> **SOURCE TEXT**
Start

Why the sales person as a trusted adviser is a fairy tale

Steve Hall

Mary and Frederik

(This article was originally published in BRW and is now available on the Australian Financial Adviser web site here. It also appeared on LinkedIn here.)

It's common wisdom nowadays that if you want to succeed in business-to-business sales you need to become a trusted adviser, not just a salesperson.

And similarly that if you want to marry a prince you should hang out at the Slipp Inn in Sydney, where Crown Princess Mary of Denmark met Prince Frederik. Or you can kiss a lot of frogs, of course.

Why sales person

Back in the real world, it's true that a few rare salespeople who have extensive business experience and appropriate gravitas can position themselves as trusted advisers, just as it's true that a lucky Tasmanian can meet a prince in a pub. But it's not something you want to hang your hat on.

Why? Imagine, for a moment, that you're a senior executive (perhaps you are) and that salespeople want to sell you stuff. In fact, lots and lots of salespeople want to sell you lots and lots of stuff. And they all want to be your trusted adviser.

Which of them - people you haven't even met yet - are you going to trust to advise you? Assuming you're even prepared to give at least some of them the opportunity to earn your trust, how long will it take and what do they have to do?

Do you automatically trust everyone you meet? (If you do, I have this lovely Opera House you might like). Even if you do, how much do you trust them to advise you on significant business issues?

End

(Element position data)
Start

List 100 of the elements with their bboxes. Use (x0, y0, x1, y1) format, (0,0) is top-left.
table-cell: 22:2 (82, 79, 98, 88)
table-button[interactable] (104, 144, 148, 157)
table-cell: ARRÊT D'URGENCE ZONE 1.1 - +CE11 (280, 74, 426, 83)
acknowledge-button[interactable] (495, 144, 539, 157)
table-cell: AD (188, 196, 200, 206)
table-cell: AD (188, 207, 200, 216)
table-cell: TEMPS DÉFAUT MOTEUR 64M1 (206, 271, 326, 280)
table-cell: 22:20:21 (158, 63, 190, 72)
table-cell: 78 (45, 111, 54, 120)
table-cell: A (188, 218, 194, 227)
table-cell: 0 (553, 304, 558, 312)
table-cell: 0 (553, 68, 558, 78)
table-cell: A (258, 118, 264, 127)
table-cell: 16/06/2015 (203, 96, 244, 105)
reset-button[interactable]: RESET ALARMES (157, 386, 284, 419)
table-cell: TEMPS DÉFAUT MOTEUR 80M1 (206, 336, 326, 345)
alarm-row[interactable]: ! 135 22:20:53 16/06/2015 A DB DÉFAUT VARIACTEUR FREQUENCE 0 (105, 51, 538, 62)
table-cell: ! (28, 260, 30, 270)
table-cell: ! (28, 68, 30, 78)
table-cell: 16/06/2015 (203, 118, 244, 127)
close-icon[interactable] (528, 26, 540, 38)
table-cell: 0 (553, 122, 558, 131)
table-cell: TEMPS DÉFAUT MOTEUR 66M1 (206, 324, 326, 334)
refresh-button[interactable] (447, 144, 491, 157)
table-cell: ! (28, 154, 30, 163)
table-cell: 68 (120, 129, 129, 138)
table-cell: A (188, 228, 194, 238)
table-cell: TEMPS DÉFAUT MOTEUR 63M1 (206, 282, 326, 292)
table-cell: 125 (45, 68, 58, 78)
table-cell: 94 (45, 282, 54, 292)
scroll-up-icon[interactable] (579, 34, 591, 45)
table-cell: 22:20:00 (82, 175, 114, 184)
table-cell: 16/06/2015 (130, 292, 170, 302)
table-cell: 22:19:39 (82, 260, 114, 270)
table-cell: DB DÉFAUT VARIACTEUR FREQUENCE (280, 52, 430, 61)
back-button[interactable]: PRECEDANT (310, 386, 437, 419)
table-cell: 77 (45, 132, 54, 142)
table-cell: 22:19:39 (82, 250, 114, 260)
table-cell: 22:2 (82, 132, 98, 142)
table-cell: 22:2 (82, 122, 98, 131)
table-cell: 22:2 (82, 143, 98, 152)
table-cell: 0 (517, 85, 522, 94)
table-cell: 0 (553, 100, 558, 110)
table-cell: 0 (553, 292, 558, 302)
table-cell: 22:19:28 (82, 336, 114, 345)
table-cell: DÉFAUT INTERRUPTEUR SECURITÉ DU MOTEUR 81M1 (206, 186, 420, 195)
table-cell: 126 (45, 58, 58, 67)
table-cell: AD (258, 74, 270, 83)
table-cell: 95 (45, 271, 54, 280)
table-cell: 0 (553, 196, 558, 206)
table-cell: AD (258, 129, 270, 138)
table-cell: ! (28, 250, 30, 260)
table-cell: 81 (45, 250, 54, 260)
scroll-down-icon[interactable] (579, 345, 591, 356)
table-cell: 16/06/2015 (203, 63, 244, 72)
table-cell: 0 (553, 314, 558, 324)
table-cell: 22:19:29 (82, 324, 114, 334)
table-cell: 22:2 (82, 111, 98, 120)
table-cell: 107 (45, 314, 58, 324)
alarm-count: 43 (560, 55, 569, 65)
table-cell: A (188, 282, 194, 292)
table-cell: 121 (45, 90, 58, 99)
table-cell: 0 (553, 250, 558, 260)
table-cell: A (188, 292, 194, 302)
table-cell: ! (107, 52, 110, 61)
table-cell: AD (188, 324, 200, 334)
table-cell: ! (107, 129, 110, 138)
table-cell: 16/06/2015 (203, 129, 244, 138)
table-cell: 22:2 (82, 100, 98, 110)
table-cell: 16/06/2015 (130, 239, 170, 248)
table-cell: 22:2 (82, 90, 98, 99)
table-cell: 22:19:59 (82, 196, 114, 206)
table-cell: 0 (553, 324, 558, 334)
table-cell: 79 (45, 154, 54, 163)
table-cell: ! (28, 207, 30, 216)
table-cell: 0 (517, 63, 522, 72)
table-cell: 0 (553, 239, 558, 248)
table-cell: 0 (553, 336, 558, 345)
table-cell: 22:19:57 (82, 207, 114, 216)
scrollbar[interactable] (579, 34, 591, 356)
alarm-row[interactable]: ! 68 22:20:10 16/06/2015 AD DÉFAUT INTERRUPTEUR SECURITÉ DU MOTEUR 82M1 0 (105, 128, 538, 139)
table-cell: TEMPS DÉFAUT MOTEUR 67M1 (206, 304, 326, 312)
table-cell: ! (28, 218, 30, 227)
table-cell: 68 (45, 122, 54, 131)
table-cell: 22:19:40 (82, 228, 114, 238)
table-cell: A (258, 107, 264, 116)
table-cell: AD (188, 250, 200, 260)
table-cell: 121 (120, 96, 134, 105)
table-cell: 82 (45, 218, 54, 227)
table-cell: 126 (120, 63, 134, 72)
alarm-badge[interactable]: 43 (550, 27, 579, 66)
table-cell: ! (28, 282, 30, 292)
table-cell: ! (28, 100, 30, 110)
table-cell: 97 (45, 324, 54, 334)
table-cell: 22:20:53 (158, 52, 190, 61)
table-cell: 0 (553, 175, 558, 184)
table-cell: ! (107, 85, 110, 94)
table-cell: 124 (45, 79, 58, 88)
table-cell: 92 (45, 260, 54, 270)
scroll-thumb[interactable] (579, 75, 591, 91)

End

Please list every outlet that the trusted-adviser article says it was published in or appeared on.

> **RESPONSE TO THIS EXERCISE**
BRW
Australian Financial Adviser web site
LinkedIn